> **THE PROBLEM**
Can you print the data exactly and leave out each image?
— Start —
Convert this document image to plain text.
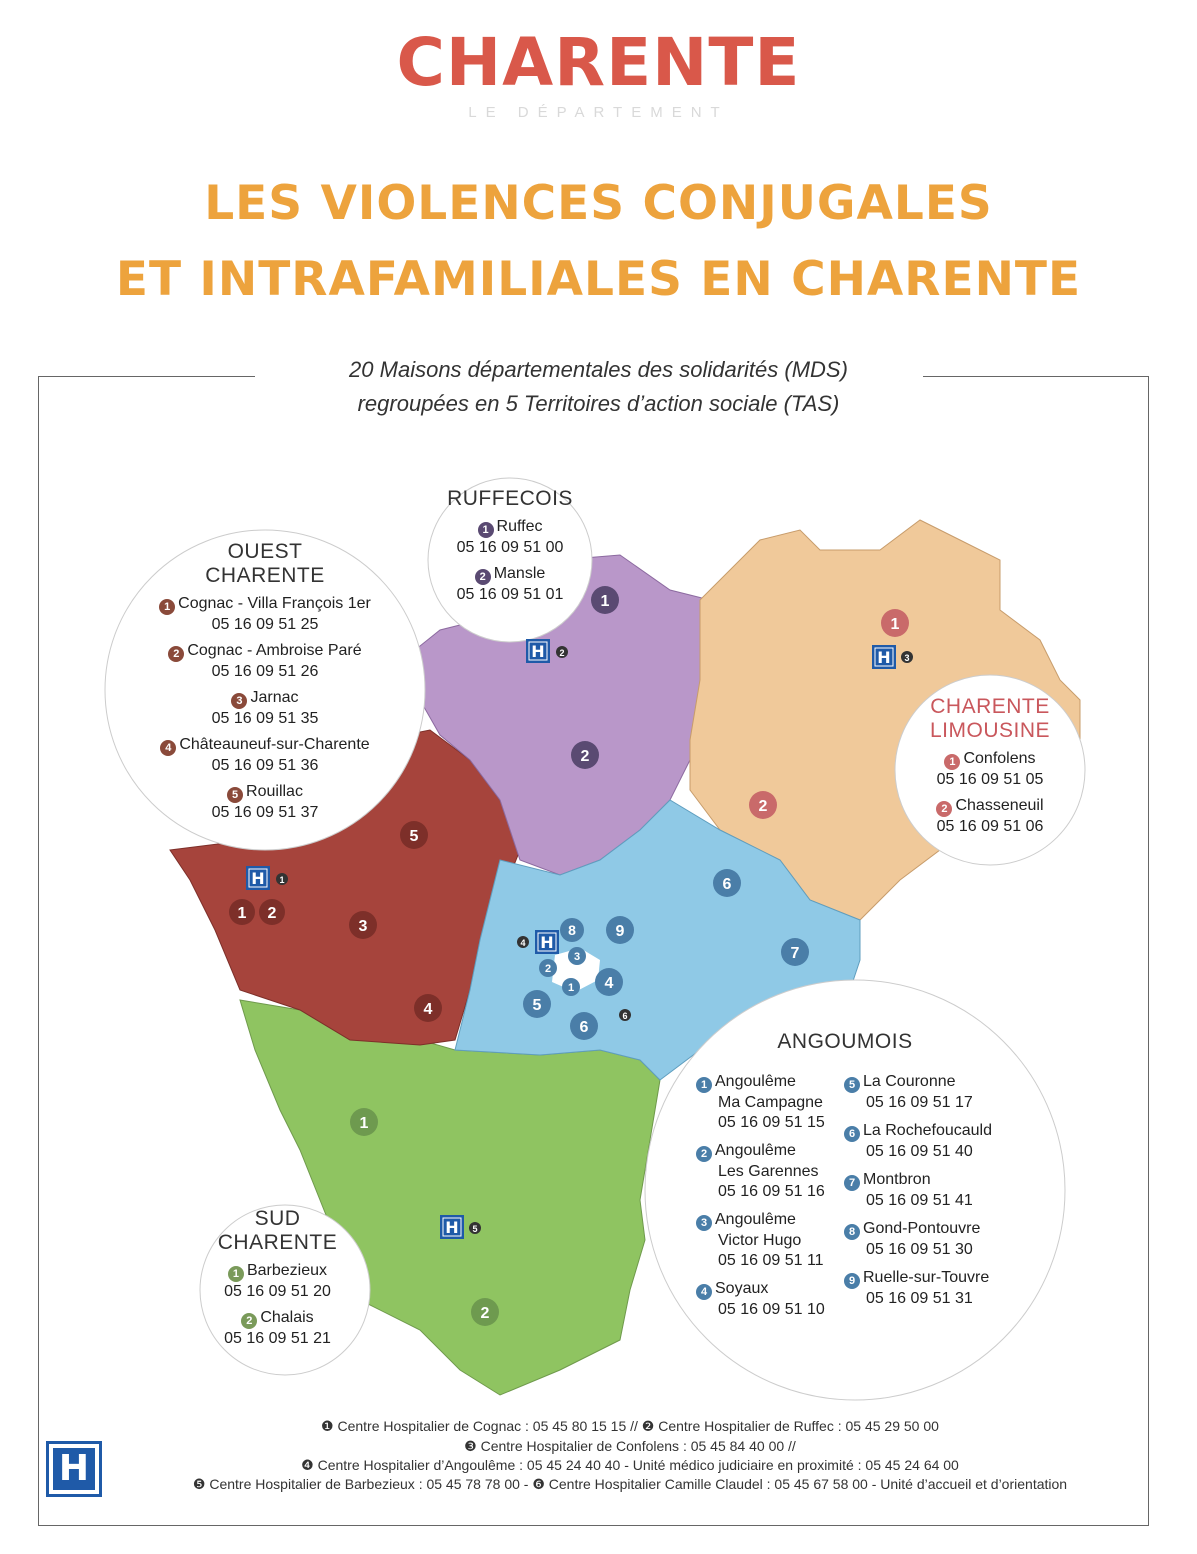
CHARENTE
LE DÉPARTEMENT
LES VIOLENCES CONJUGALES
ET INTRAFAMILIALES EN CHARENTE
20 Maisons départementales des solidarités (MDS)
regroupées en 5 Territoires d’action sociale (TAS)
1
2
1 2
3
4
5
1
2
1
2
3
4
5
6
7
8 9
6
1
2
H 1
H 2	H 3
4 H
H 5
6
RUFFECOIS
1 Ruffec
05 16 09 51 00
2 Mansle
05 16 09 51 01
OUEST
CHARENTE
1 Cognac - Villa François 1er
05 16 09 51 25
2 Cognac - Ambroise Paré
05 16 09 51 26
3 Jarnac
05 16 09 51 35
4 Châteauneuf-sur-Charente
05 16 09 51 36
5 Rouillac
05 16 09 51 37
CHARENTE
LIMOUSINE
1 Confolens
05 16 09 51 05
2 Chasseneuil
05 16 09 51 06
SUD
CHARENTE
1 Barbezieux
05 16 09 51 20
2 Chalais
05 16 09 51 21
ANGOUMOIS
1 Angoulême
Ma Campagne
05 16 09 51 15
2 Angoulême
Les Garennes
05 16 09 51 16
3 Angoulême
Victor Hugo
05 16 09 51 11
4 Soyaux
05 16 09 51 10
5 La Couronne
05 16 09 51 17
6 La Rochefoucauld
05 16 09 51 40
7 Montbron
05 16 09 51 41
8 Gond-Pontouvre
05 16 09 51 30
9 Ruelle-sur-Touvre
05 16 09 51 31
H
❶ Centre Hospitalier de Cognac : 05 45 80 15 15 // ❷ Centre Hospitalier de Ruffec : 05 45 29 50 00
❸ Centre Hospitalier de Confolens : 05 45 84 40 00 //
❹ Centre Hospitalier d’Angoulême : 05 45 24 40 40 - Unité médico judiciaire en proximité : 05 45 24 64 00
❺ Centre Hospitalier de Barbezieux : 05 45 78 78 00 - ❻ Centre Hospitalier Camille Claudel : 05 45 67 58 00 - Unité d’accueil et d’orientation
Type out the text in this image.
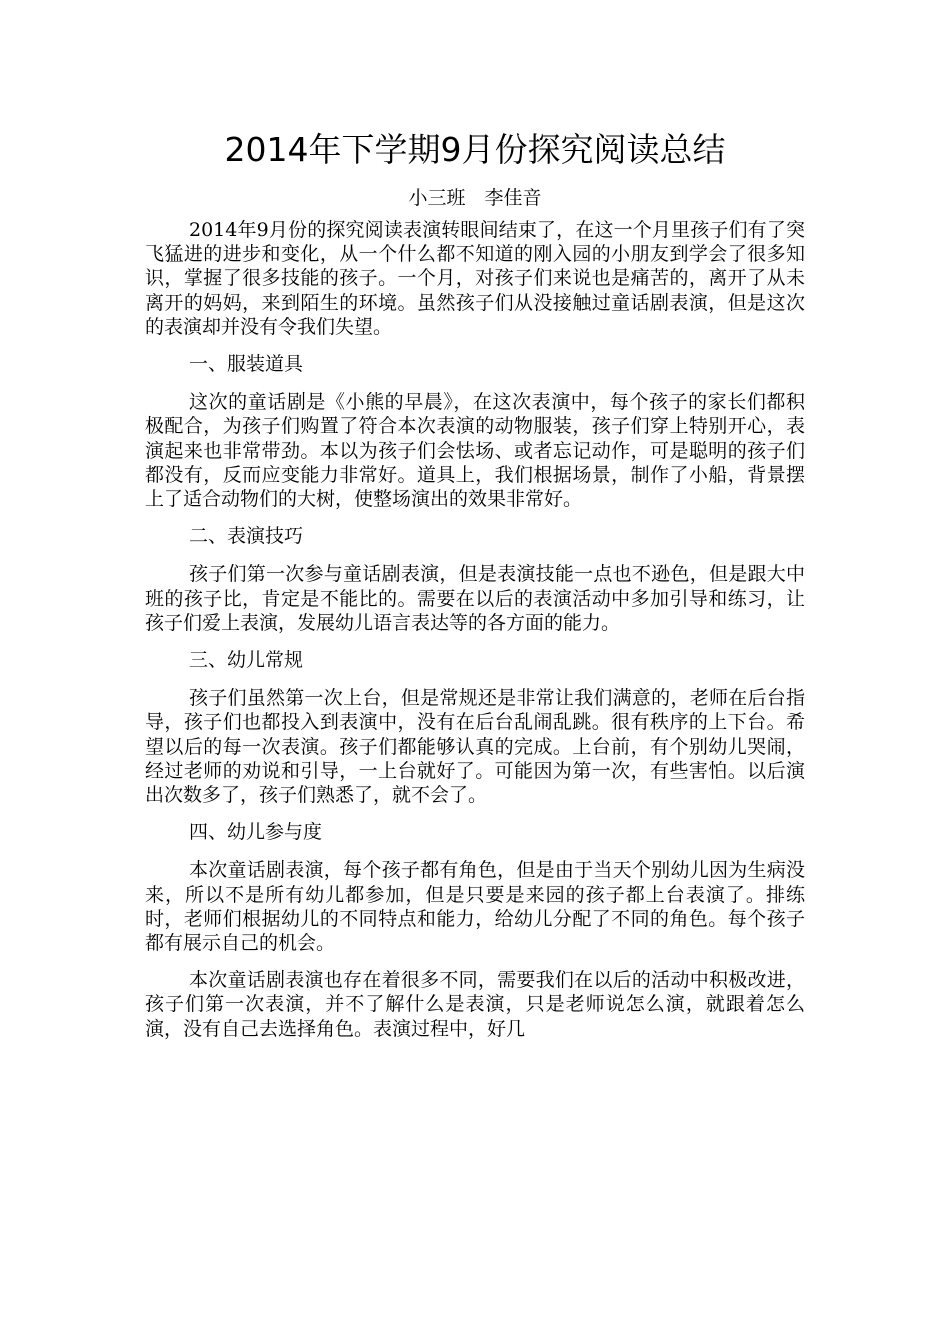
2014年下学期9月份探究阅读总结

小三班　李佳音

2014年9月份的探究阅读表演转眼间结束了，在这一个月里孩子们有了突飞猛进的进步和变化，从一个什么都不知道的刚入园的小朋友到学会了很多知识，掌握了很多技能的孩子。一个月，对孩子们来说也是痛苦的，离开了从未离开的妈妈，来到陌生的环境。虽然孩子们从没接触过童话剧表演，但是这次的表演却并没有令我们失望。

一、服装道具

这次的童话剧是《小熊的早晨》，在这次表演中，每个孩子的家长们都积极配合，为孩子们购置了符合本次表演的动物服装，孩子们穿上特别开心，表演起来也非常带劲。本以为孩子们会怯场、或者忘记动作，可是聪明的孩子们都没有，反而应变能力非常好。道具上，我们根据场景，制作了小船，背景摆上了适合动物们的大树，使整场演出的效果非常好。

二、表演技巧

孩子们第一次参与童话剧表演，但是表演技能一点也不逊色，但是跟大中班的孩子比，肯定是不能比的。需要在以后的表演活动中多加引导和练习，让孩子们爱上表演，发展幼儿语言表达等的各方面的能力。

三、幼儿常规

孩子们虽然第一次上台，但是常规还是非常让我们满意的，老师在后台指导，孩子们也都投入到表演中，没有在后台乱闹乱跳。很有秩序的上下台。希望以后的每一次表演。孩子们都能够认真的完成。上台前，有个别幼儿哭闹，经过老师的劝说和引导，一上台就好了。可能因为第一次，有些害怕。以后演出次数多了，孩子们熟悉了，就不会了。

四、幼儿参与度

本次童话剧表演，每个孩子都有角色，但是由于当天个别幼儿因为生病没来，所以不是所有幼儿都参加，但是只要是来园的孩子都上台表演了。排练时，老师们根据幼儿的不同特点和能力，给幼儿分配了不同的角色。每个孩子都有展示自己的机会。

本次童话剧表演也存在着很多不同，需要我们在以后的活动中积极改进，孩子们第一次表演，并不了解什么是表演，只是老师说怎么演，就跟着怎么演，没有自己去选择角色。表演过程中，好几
— End —
> **EXERCISE RESULT**
Convert this document image to plain text.
CHARENTE
LE DÉPARTEMENT
LES VIOLENCES CONJUGALES
ET INTRAFAMILIALES EN CHARENTE
20 Maisons départementales des solidarités (MDS)
regroupées en 5 Territoires d’action sociale (TAS)
1
2
1 2
3
4
5
1
2
1
2
3
4
5
6
7
8 9
6
1
2
H 1
H 2	H 3
4 H
H 5
6
RUFFECOIS
1 Ruffec
05 16 09 51 00
2 Mansle
05 16 09 51 01
OUEST
CHARENTE
1 Cognac - Villa François 1er
05 16 09 51 25
2 Cognac - Ambroise Paré
05 16 09 51 26
3 Jarnac
05 16 09 51 35
4 Châteauneuf-sur-Charente
05 16 09 51 36
5 Rouillac
05 16 09 51 37
CHARENTE
LIMOUSINE
1 Confolens
05 16 09 51 05
2 Chasseneuil
05 16 09 51 06
SUD
CHARENTE
1 Barbezieux
05 16 09 51 20
2 Chalais
05 16 09 51 21
ANGOUMOIS
1 Angoulême
Ma Campagne
05 16 09 51 15
2 Angoulême
Les Garennes
05 16 09 51 16
3 Angoulême
Victor Hugo
05 16 09 51 11
4 Soyaux
05 16 09 51 10
5 La Couronne
05 16 09 51 17
6 La Rochefoucauld
05 16 09 51 40
7 Montbron
05 16 09 51 41
8 Gond-Pontouvre
05 16 09 51 30
9 Ruelle-sur-Touvre
05 16 09 51 31
H
❶ Centre Hospitalier de Cognac : 05 45 80 15 15 // ❷ Centre Hospitalier de Ruffec : 05 45 29 50 00
❸ Centre Hospitalier de Confolens : 05 45 84 40 00 //
❹ Centre Hospitalier d’Angoulême : 05 45 24 40 40 - Unité médico judiciaire en proximité : 05 45 24 64 00
❺ Centre Hospitalier de Barbezieux : 05 45 78 78 00 - ❻ Centre Hospitalier Camille Claudel : 05 45 67 58 00 - Unité d’accueil et d’orientation
Type out the text in this image.
2014年下学期9月份探究阅读总结

小三班　李佳音

2014年9月份的探究阅读表演转眼间结束了，在这一个月里孩子们有了突飞猛进的进步和变化，从一个什么都不知道的刚入园的小朋友到学会了很多知识，掌握了很多技能的孩子。一个月，对孩子们来说也是痛苦的，离开了从未离开的妈妈，来到陌生的环境。虽然孩子们从没接触过童话剧表演，但是这次的表演却并没有令我们失望。

一、服装道具

这次的童话剧是《小熊的早晨》，在这次表演中，每个孩子的家长们都积极配合，为孩子们购置了符合本次表演的动物服装，孩子们穿上特别开心，表演起来也非常带劲。本以为孩子们会怯场、或者忘记动作，可是聪明的孩子们都没有，反而应变能力非常好。道具上，我们根据场景，制作了小船，背景摆上了适合动物们的大树，使整场演出的效果非常好。

二、表演技巧

孩子们第一次参与童话剧表演，但是表演技能一点也不逊色，但是跟大中班的孩子比，肯定是不能比的。需要在以后的表演活动中多加引导和练习，让孩子们爱上表演，发展幼儿语言表达等的各方面的能力。

三、幼儿常规

孩子们虽然第一次上台，但是常规还是非常让我们满意的，老师在后台指导，孩子们也都投入到表演中，没有在后台乱闹乱跳。很有秩序的上下台。希望以后的每一次表演。孩子们都能够认真的完成。上台前，有个别幼儿哭闹，经过老师的劝说和引导，一上台就好了。可能因为第一次，有些害怕。以后演出次数多了，孩子们熟悉了，就不会了。

四、幼儿参与度

本次童话剧表演，每个孩子都有角色，但是由于当天个别幼儿因为生病没来，所以不是所有幼儿都参加，但是只要是来园的孩子都上台表演了。排练时，老师们根据幼儿的不同特点和能力，给幼儿分配了不同的角色。每个孩子都有展示自己的机会。

本次童话剧表演也存在着很多不同，需要我们在以后的活动中积极改进，孩子们第一次表演，并不了解什么是表演，只是老师说怎么演，就跟着怎么演，没有自己去选择角色。表演过程中，好几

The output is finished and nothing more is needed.